→ Records shown
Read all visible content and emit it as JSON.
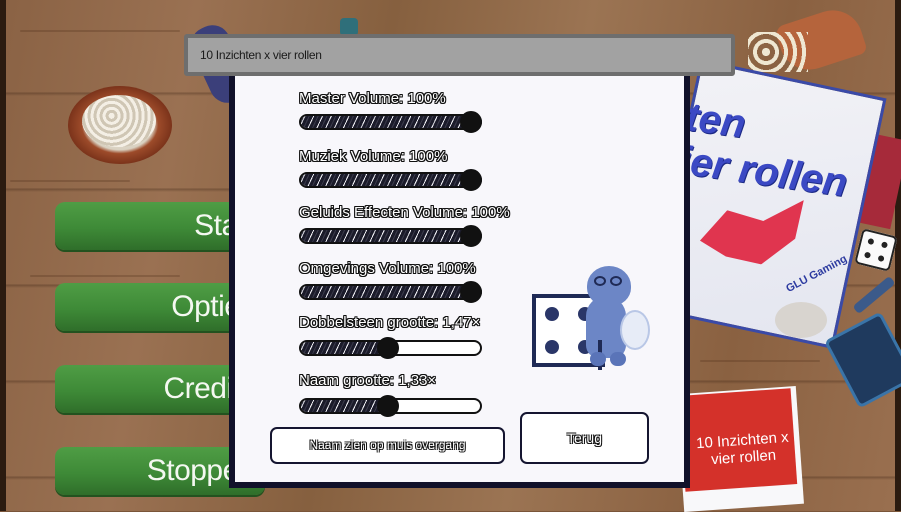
{
  "window": {
    "title": "10 Inzichten x vier rollen"
  },
  "main_menu": {
    "items": [
      {
        "label": "Start"
      },
      {
        "label": "Opties"
      },
      {
        "label": "Credits"
      },
      {
        "label": "Stoppen"
      }
    ],
    "button_color": "#3e8a37"
  },
  "options": {
    "sliders": [
      {
        "label": "Master Volume: 100%",
        "value": 1.0
      },
      {
        "label": "Muziek Volume: 100%",
        "value": 1.0
      },
      {
        "label": "Geluids Effecten Volume: 100%",
        "value": 1.0
      },
      {
        "label": "Omgevings Volume: 100%",
        "value": 1.0
      },
      {
        "label": "Dobbelsteen grootte: 1,47×",
        "value": 0.47
      },
      {
        "label": "Naam grootte: 1,33×",
        "value": 0.47
      }
    ],
    "hover_name_button": "Naam zien op muis overgang",
    "back_button": "Terug",
    "panel_border_color": "#11112a"
  },
  "background": {
    "box_title": "ten\nier rollen",
    "box_brand": "GLU Gaming",
    "flyer_title": "10 Inzichten x vier rollen",
    "table_color": "#8a6244"
  }
}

→ Work required
Find and copy each line above that includes the string "vier".

→ Task result
    "title": "10 Inzichten x vier rollen"
    "flyer_title": "10 Inzichten x vier rollen",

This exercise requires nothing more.